What is being asked:
Update the entries starting with the one containing "q8-options-row xyxy=(91,241,859,266)" and going on through the one containing "q9-option-a: A. three": replace "cloze-option-row" with "cloze-choice-row" and leave everything else unchanged.

─── Input for this task ───

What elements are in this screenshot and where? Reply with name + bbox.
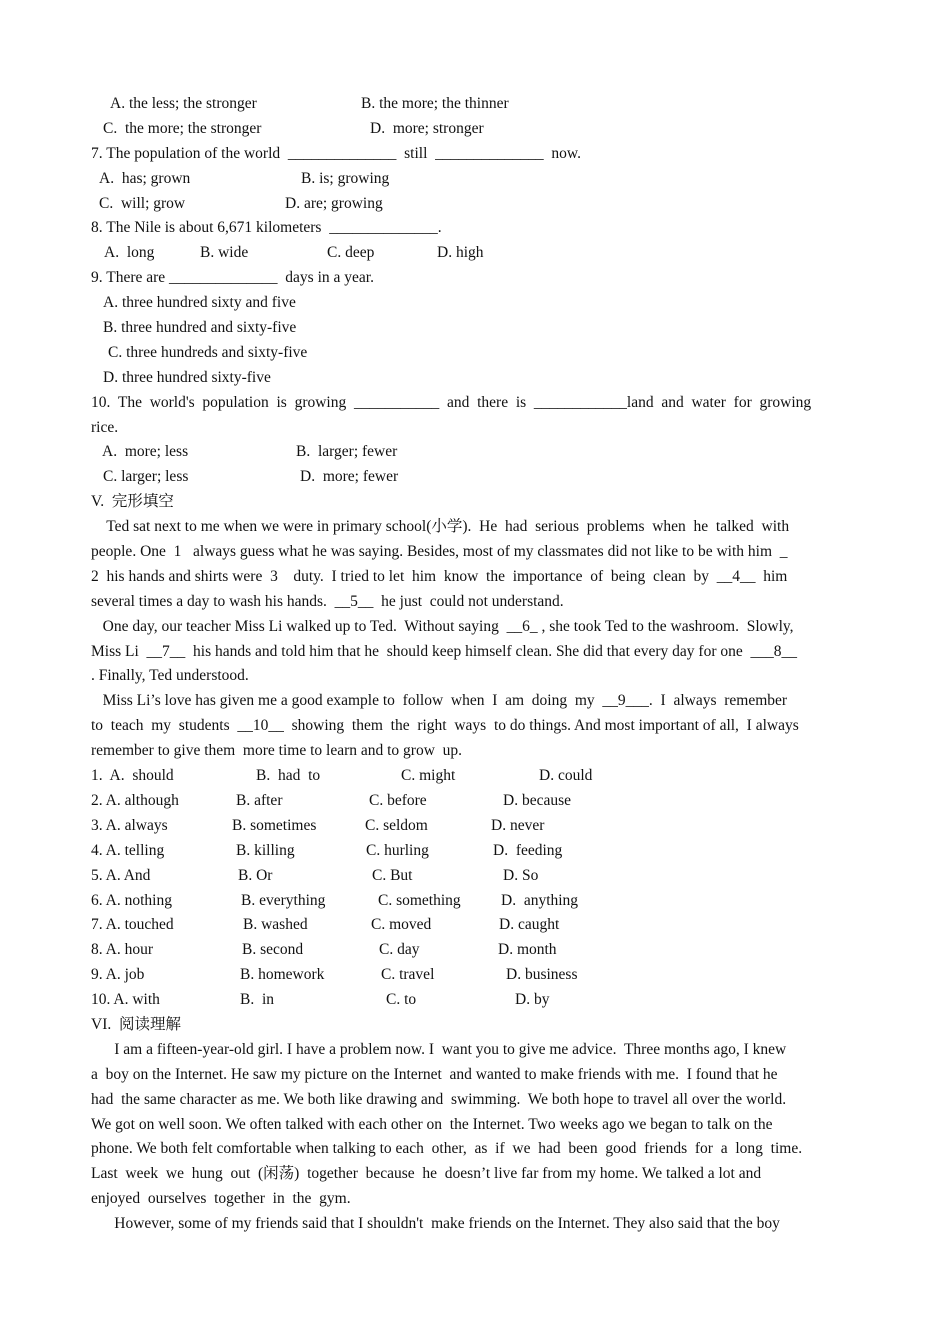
q8-options-row xyxy=(91,241,859,266)
cloze-8-c: C. day xyxy=(379,941,420,959)
cloze-options xyxy=(91,764,859,1013)
cloze-7-a: 7. A. touched xyxy=(91,916,174,934)
cloze-9-d: D. business xyxy=(506,966,578,984)
cloze-option-row-1 xyxy=(91,764,859,789)
reading-p1-line-5: phone. We both felt comfortable when talking to each other, as if we had been good friends for a long time. xyxy=(91,1140,803,1158)
cloze-7-d: D. caught xyxy=(499,916,560,934)
q9-option-d: D. three hundred sixty-five xyxy=(103,368,271,386)
cloze-option-row-4 xyxy=(91,839,859,864)
cloze-8-d: D. month xyxy=(498,941,557,959)
cloze-option-row-3 xyxy=(91,814,859,839)
cloze-10-b: B. in xyxy=(240,991,275,1009)
reading-p1-line-6: Last week we hung out (闲荡) together because he doesn’t live far from my home. We talked a lot and xyxy=(91,1165,762,1183)
q9-question: 9. There are ______________ days in a year. xyxy=(91,269,374,287)
reading-p2-line-1: However, some of my friends said that I shouldn't make friends on the Internet. They also said that the boy xyxy=(91,1215,780,1233)
cloze-p3-line-1: Miss Li’s love has given me a good example to follow when I am doing my __9___. I always remember xyxy=(91,692,788,710)
reading-paragraph-2 xyxy=(91,1212,859,1237)
cloze-4-d: D. feeding xyxy=(493,841,563,859)
q6-option-b: B. the more; the thinner xyxy=(361,95,509,112)
q10-option-a: A. more; less xyxy=(102,443,189,461)
cloze-p3-line-3: remember to give them more time to learn and to grow up. xyxy=(91,742,463,760)
cloze-6-b: B. everything xyxy=(241,891,326,909)
q9-option-a: A. three hundred sixty and five xyxy=(103,294,296,312)
cloze-p3-line-2: to teach my students __10__ showing them the right ways to do things. And most important of all, I always xyxy=(91,717,799,735)
cloze-10-d: D. by xyxy=(515,991,550,1009)
cloze-p2-line-1: One day, our teacher Miss Li walked up to Ted. Without saying __6_ , she took Ted to the washroom. Slowly, xyxy=(91,617,794,635)
cloze-option-row-6 xyxy=(91,889,859,914)
q10-question-line-2: rice. xyxy=(91,418,119,436)
cloze-p1-line-2: people. One 1 always guess what he was saying. Besides, most of my classmates did not like to be with him _ xyxy=(91,543,788,561)
q7-option-d: D. are; growing xyxy=(285,194,383,212)
q9-option-b: B. three hundred and sixty-five xyxy=(103,319,297,337)
reading-p1-line-2: a boy on the Internet. He saw my picture on the Internet and wanted to make friends with me. I found that he xyxy=(91,1065,778,1083)
cloze-10-c: C. to xyxy=(386,991,417,1009)
cloze-8-a: 8. A. hour xyxy=(91,941,153,959)
q9-option-a-row xyxy=(91,291,859,316)
cloze-1-c: C. might xyxy=(401,767,456,785)
cloze-4-a: 4. A. telling xyxy=(91,841,165,859)
cloze-1-b: B. had to xyxy=(256,767,321,785)
cloze-5-b: B. Or xyxy=(238,866,273,884)
cloze-9-a: 9. A. job xyxy=(91,966,145,984)
cloze-p2-line-3: . Finally, Ted understood. xyxy=(91,667,249,685)
q7-options-row-2 xyxy=(91,192,859,217)
cloze-5-a: 5. A. And xyxy=(91,866,151,884)
q6-options-row-1 xyxy=(91,92,859,117)
cloze-1-d: D. could xyxy=(539,767,593,785)
cloze-3-a: 3. A. always xyxy=(91,816,168,834)
q7-option-b: B. is; growing xyxy=(301,169,390,187)
q10-options-row-1 xyxy=(91,440,859,465)
q9-option-d-row xyxy=(91,366,859,391)
q10-option-b: B. larger; fewer xyxy=(296,443,398,461)
worksheet-page xyxy=(91,92,859,1237)
cloze-7-c: C. moved xyxy=(371,916,432,934)
q9-option-b-row xyxy=(91,316,859,341)
cloze-2-c: C. before xyxy=(369,791,427,809)
cloze-paragraph-3 xyxy=(91,689,859,764)
q8-option-c: C. deep xyxy=(327,244,375,262)
section-5-heading: V. 完形填空 xyxy=(91,493,174,511)
reading-paragraph-1 xyxy=(91,1038,859,1212)
q10-question-line-1: 10. The world's population is growing ___________ and there is ____________land and water for growing xyxy=(91,393,812,411)
cloze-p1-line-4: several times a day to wash his hands. __5__ he just could not understand. xyxy=(91,592,564,610)
reading-p1-line-1: I am a fifteen-year-old girl. I have a problem now. I want you to give me advice. Three months ago, I knew xyxy=(91,1040,787,1058)
cloze-1-a: 1. A. should xyxy=(91,767,174,785)
cloze-7-b: B. washed xyxy=(243,916,308,934)
q7-option-c: C. will; grow xyxy=(99,194,186,212)
cloze-4-c: C. hurling xyxy=(366,841,429,859)
cloze-option-row-8 xyxy=(91,938,859,963)
cloze-option-row-2 xyxy=(91,789,859,814)
cloze-3-d: D. never xyxy=(491,816,545,834)
cloze-option-row-5 xyxy=(91,864,859,889)
q6-options-row-2 xyxy=(91,117,859,142)
reading-p1-line-4: We got on well soon. We often talked with each other on the Internet. Two weeks ago we began to talk on the xyxy=(91,1115,773,1133)
reading-p1-line-7: enjoyed ourselves together in the gym. xyxy=(91,1190,351,1208)
cloze-9-c: C. travel xyxy=(381,966,435,984)
q10-options-row-2 xyxy=(91,465,859,490)
q8-option-b: B. wide xyxy=(200,244,249,262)
cloze-option-row-9 xyxy=(91,963,859,988)
q9-option-c: C. three hundreds and sixty-five xyxy=(108,343,308,361)
cloze-p2-line-2: Miss Li __7__ his hands and told him that he should keep himself clean. She did that every day for one ___8__ xyxy=(91,642,797,660)
cloze-3-c: C. seldom xyxy=(365,816,428,834)
cloze-paragraph-2 xyxy=(91,615,859,690)
q7-option-a: A. has; grown xyxy=(99,169,191,187)
q6-option-d: D. more; stronger xyxy=(370,119,484,137)
cloze-6-a: 6. A. nothing xyxy=(91,891,172,909)
cloze-2-d: D. because xyxy=(503,791,571,809)
cloze-9-b: B. homework xyxy=(240,966,325,984)
q6-option-a: A. the less; the stronger xyxy=(110,95,257,112)
cloze-6-c: C. something xyxy=(378,891,461,909)
q8-option-a: A. long xyxy=(104,244,155,262)
cloze-8-b: B. second xyxy=(242,941,304,959)
cloze-option-row-10 xyxy=(91,988,859,1013)
cloze-4-b: B. killing xyxy=(236,841,295,859)
cloze-p1-line-1: Ted sat next to me when we were in primary school(小学). He had serious problems when he talked with xyxy=(91,518,790,536)
section-6-heading: VI. 阅读理解 xyxy=(91,1015,181,1033)
q8-option-d: D. high xyxy=(437,244,484,262)
cloze-6-d: D. anything xyxy=(501,891,579,909)
q7-options-row-1 xyxy=(91,167,859,192)
reading-p1-line-3: had the same character as me. We both like drawing and swimming. We both hope to travel all over the world. xyxy=(91,1090,787,1108)
cloze-2-a: 2. A. although xyxy=(91,791,179,809)
cloze-10-a: 10. A. with xyxy=(91,991,160,1009)
cloze-5-c: C. But xyxy=(372,866,413,884)
q6-option-c: C. the more; the stronger xyxy=(103,119,262,137)
cloze-paragraph-1 xyxy=(91,515,859,615)
q8-question: 8. The Nile is about 6,671 kilometers ______________. xyxy=(91,219,442,237)
q10-option-d: D. more; fewer xyxy=(300,468,399,486)
cloze-3-b: B. sometimes xyxy=(232,816,317,834)
q7-question: 7. The population of the world ______________ still ______________ now. xyxy=(91,144,581,162)
q9-option-c-row xyxy=(91,341,859,366)
q10-option-c: C. larger; less xyxy=(103,468,189,486)
cloze-5-d: D. So xyxy=(503,866,539,884)
cloze-p1-line-3: 2 his hands and shirts were 3 duty. I tried to let him know the importance of being clean by __4__ him xyxy=(91,567,788,585)
cloze-option-row-7 xyxy=(91,913,859,938)
cloze-2-b: B. after xyxy=(236,791,283,809)
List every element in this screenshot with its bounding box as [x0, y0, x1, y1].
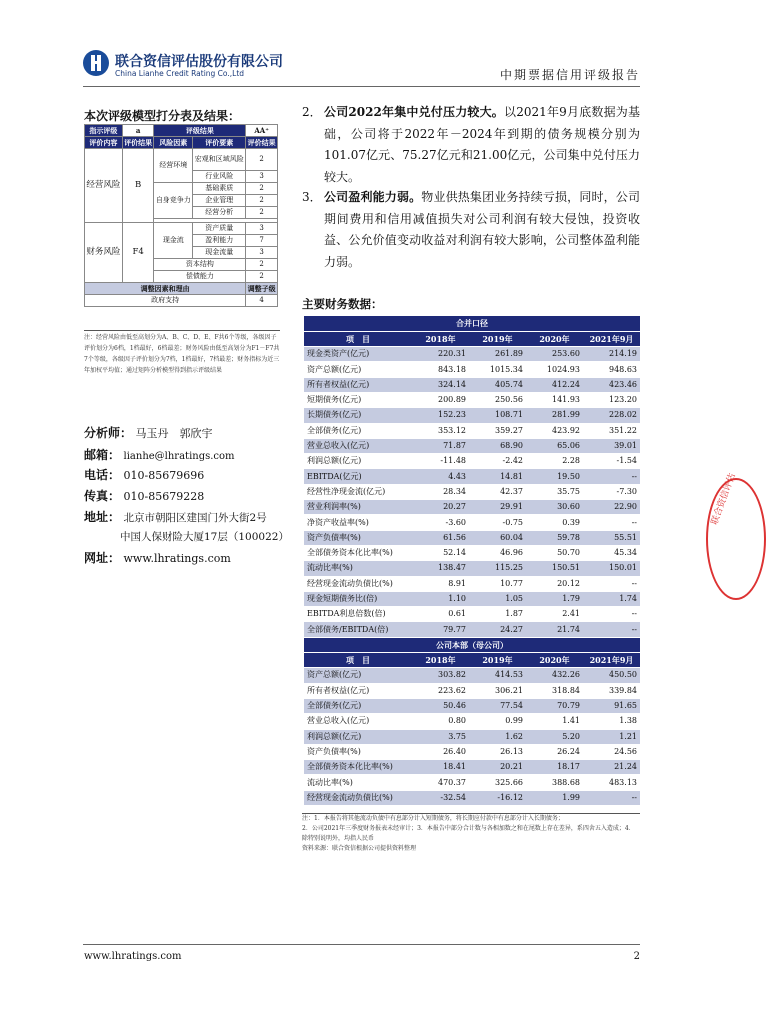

───

Exercise result:
q8-options-row xyxy=(91,241,859,266)
cloze-8-c: C. day xyxy=(379,941,420,959)
cloze-options xyxy=(91,764,859,1013)
cloze-7-a: 7. A. touched xyxy=(91,916,174,934)
cloze-9-d: D. business xyxy=(506,966,578,984)
cloze-choice-row-1 xyxy=(91,764,859,789)
reading-p1-line-5: phone. We both felt comfortable when talking to each other, as if we had been good friends for a long time. xyxy=(91,1140,803,1158)
cloze-7-d: D. caught xyxy=(499,916,560,934)
q9-option-d: D. three hundred sixty-five xyxy=(103,368,271,386)
cloze-choice-row-4 xyxy=(91,839,859,864)
cloze-8-d: D. month xyxy=(498,941,557,959)
cloze-choice-row-3 xyxy=(91,814,859,839)
cloze-10-b: B. in xyxy=(240,991,275,1009)
reading-p1-line-6: Last week we hung out (闲荡) together because he doesn’t live far from my home. We talked a lot and xyxy=(91,1165,762,1183)
q9-question: 9. There are ______________ days in a year. xyxy=(91,269,374,287)
reading-p2-line-1: However, some of my friends said that I shouldn't make friends on the Internet. They also said that the boy xyxy=(91,1215,780,1233)
cloze-p3-line-1: Miss Li’s love has given me a good example to follow when I am doing my __9___. I always remember xyxy=(91,692,788,710)
reading-paragraph-2 xyxy=(91,1212,859,1237)
cloze-4-d: D. feeding xyxy=(493,841,563,859)
q6-option-b: B. the more; the thinner xyxy=(361,95,509,112)
q10-option-a: A. more; less xyxy=(102,443,189,461)
cloze-p3-line-3: remember to give them more time to learn and to grow up. xyxy=(91,742,463,760)
cloze-6-b: B. everything xyxy=(241,891,326,909)
q9-option-a: A. three hundred sixty and five xyxy=(103,294,296,312)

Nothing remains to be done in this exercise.